(Figure collection entries)
>>>>

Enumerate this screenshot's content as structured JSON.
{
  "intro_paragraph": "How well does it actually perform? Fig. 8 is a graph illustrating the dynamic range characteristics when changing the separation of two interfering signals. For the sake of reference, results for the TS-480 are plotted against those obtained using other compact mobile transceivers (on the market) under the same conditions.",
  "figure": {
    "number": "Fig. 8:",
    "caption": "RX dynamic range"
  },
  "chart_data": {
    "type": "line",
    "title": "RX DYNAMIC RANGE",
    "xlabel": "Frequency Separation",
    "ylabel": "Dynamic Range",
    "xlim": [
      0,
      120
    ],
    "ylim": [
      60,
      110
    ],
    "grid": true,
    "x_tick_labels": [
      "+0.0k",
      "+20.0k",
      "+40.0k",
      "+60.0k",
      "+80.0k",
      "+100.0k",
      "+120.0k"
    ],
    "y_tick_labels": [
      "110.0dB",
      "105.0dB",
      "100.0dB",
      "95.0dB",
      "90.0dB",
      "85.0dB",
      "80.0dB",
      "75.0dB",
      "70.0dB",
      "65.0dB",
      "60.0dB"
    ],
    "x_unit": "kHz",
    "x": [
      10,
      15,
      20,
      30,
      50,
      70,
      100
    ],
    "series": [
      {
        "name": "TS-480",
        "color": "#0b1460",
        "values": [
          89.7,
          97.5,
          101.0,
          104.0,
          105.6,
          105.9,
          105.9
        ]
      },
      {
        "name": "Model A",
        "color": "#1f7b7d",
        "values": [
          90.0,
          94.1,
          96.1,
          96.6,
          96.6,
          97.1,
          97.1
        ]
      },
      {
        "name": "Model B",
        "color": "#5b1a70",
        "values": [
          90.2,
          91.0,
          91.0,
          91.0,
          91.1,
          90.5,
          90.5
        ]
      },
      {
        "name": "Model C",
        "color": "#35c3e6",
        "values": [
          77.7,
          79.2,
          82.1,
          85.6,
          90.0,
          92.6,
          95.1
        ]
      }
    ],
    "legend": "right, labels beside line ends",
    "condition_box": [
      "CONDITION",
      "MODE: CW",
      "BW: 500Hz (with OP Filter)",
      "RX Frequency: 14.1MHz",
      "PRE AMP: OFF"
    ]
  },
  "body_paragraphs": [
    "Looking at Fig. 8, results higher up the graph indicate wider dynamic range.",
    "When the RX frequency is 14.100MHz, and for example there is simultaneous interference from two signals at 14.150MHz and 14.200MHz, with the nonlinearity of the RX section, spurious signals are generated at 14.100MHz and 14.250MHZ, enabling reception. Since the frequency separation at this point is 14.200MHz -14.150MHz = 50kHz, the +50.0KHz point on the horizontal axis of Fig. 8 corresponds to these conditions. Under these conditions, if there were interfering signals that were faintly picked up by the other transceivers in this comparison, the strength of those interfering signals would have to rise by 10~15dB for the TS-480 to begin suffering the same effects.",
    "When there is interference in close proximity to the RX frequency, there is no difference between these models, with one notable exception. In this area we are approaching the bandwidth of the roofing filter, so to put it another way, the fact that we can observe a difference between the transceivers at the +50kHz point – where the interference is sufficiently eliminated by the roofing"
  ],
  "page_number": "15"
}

<<<<
>>>>

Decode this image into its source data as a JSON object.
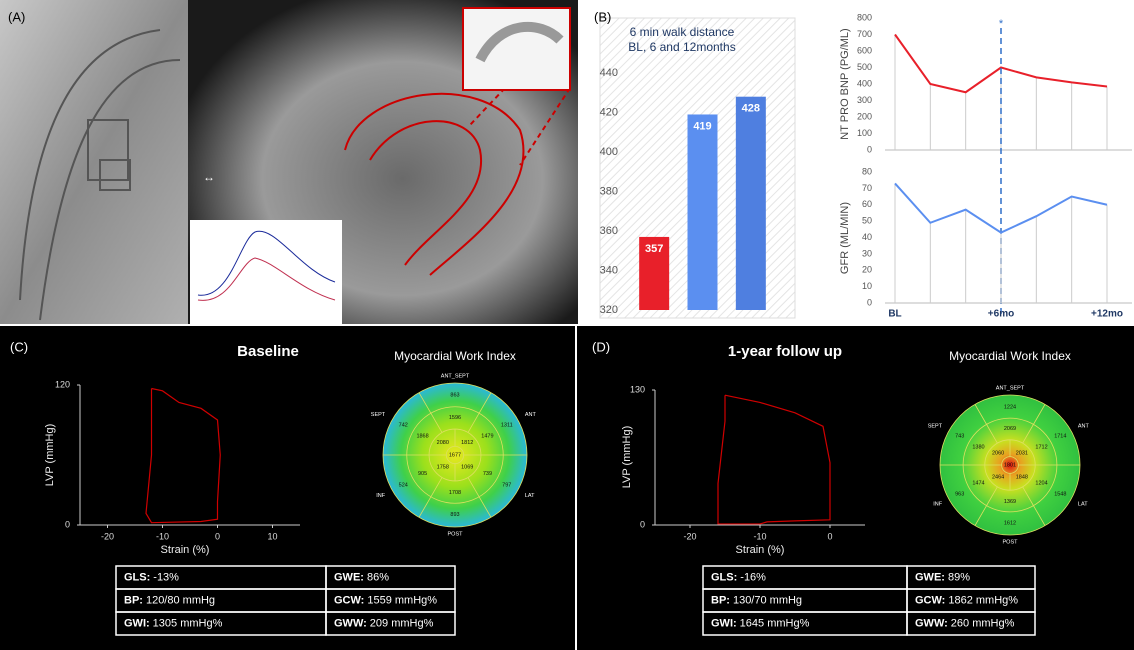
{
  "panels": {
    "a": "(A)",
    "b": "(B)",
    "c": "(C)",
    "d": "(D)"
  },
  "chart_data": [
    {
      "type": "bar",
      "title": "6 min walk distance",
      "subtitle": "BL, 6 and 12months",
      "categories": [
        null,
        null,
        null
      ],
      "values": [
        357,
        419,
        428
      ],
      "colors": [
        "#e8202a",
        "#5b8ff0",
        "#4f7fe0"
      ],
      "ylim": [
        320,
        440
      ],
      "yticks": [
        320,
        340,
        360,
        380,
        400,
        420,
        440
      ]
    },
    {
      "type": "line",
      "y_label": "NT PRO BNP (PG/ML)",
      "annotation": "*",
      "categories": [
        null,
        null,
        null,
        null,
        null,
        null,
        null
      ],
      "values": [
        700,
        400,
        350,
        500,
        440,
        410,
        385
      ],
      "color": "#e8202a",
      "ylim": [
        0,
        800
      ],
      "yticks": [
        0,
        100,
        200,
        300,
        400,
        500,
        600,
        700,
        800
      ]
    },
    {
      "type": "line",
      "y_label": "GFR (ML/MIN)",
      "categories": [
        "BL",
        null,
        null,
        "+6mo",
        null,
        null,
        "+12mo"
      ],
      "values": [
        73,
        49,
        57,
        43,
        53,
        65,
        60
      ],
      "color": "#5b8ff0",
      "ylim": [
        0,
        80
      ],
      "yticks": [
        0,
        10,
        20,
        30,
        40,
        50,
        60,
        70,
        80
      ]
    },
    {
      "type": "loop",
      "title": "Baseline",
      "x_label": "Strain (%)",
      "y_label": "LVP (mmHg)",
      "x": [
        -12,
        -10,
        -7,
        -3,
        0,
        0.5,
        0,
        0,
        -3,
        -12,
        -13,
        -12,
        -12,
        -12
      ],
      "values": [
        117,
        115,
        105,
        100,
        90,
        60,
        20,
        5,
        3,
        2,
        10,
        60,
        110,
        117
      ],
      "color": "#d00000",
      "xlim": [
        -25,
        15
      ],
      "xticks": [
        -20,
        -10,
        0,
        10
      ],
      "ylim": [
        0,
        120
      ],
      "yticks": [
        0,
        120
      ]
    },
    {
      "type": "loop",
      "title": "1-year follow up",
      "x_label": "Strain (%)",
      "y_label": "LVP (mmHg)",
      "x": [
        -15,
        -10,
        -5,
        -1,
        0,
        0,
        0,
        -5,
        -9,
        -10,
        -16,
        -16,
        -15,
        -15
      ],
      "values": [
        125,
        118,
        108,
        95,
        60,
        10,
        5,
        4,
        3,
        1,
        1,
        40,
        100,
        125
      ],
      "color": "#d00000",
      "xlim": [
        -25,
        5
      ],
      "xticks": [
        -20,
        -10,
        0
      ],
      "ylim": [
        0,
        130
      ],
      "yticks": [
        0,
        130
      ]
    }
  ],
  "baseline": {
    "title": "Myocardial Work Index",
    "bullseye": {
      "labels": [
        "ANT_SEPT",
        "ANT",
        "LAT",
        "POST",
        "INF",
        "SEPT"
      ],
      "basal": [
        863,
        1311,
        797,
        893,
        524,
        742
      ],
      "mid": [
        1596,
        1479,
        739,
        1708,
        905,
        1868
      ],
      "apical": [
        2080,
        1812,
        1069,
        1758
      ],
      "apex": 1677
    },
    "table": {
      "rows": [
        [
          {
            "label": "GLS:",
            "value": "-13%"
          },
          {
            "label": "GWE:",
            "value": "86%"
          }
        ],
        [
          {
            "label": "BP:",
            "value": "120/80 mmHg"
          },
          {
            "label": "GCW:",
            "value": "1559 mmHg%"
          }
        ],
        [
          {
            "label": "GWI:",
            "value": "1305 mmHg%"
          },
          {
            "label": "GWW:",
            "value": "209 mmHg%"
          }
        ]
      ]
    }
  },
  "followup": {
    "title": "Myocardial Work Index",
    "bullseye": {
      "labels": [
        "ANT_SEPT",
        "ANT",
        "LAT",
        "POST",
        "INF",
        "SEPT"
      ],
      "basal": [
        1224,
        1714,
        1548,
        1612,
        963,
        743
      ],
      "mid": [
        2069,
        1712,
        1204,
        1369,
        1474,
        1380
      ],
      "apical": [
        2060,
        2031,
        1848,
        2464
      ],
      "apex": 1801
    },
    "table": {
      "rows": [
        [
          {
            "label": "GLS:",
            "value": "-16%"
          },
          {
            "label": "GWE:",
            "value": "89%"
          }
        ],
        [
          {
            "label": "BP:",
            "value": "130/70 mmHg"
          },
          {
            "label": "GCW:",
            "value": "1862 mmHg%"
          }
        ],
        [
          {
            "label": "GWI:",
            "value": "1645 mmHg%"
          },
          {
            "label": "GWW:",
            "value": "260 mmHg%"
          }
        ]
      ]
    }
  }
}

<<<<

Scan the listing above and copy all lines containing the word "JSON".

## Answer to this problem
Enumerate this screenshot's content as structured JSON.
Decode this image into its source data as a JSON object.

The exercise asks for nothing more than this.